Using the material below, copy every line where "средств" appears.

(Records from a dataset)
****************************************

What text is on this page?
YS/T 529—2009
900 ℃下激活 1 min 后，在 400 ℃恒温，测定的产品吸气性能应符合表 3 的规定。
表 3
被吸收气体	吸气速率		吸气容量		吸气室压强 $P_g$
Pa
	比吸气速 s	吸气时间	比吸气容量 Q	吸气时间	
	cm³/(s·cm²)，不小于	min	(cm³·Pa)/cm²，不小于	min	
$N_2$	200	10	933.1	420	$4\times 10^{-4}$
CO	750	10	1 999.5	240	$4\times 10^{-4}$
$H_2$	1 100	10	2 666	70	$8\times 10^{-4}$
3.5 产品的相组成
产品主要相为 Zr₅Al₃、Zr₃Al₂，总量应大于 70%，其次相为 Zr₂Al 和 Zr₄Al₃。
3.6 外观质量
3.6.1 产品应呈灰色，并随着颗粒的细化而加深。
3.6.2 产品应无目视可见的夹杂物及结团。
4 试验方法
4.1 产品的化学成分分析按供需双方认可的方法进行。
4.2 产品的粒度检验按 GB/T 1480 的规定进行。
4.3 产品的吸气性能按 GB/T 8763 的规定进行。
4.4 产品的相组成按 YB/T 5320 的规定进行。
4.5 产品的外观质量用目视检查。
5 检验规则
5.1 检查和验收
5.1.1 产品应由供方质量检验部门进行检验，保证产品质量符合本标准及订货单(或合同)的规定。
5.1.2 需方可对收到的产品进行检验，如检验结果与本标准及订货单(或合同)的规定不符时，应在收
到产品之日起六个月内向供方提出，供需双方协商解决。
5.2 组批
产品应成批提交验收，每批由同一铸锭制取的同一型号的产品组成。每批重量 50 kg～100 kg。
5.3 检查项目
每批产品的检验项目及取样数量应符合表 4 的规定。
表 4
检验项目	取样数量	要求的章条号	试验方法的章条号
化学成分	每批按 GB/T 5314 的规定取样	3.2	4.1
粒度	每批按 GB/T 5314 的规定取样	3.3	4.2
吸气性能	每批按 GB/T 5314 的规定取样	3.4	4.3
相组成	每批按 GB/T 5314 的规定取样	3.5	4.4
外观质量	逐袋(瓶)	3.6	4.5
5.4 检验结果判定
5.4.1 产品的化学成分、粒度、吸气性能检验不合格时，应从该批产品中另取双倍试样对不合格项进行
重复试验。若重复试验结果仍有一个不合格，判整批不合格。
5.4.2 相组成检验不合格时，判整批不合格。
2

****************************************

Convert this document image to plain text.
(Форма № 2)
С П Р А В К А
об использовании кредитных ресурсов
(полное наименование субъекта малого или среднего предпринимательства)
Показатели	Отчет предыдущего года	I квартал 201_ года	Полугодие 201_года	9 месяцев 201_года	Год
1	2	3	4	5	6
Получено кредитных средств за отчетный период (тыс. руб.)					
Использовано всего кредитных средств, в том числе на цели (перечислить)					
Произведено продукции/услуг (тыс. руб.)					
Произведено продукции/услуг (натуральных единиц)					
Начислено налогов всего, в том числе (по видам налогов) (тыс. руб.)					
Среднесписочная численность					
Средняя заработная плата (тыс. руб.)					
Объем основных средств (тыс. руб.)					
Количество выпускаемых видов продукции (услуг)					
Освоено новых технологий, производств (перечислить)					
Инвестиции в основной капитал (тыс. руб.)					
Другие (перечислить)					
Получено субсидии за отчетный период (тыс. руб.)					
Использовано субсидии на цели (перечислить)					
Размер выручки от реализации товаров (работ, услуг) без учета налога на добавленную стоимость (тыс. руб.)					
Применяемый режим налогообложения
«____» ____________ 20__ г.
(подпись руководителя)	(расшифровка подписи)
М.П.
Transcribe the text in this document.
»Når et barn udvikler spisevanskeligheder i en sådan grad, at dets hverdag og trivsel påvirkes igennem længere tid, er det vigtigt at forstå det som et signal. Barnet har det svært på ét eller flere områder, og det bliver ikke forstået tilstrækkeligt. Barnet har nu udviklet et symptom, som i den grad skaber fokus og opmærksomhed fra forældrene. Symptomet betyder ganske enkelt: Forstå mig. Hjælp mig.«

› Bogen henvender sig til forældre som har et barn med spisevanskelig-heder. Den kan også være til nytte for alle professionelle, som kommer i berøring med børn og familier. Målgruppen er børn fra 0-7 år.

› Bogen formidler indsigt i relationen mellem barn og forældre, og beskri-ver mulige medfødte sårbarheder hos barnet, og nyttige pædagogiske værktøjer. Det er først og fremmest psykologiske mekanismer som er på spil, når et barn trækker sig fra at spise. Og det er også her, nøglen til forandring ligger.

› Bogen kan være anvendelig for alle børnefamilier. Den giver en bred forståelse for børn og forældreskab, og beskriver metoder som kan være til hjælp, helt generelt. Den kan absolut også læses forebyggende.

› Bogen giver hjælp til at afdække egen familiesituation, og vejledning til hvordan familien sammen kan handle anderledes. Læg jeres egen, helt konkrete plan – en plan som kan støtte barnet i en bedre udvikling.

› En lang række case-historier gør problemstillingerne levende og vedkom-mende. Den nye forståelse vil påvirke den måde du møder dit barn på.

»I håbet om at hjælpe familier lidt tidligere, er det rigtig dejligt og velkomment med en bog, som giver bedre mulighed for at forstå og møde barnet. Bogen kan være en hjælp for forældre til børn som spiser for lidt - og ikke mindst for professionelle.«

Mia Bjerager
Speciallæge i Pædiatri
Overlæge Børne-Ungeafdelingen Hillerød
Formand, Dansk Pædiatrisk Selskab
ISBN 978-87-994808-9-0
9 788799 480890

****************************************

* [The output]:
Получено кредитных средств за отчетный период (тыс. руб.)					
Использовано всего кредитных средств, в том числе на цели (перечислить)					
Объем основных средств (тыс. руб.)					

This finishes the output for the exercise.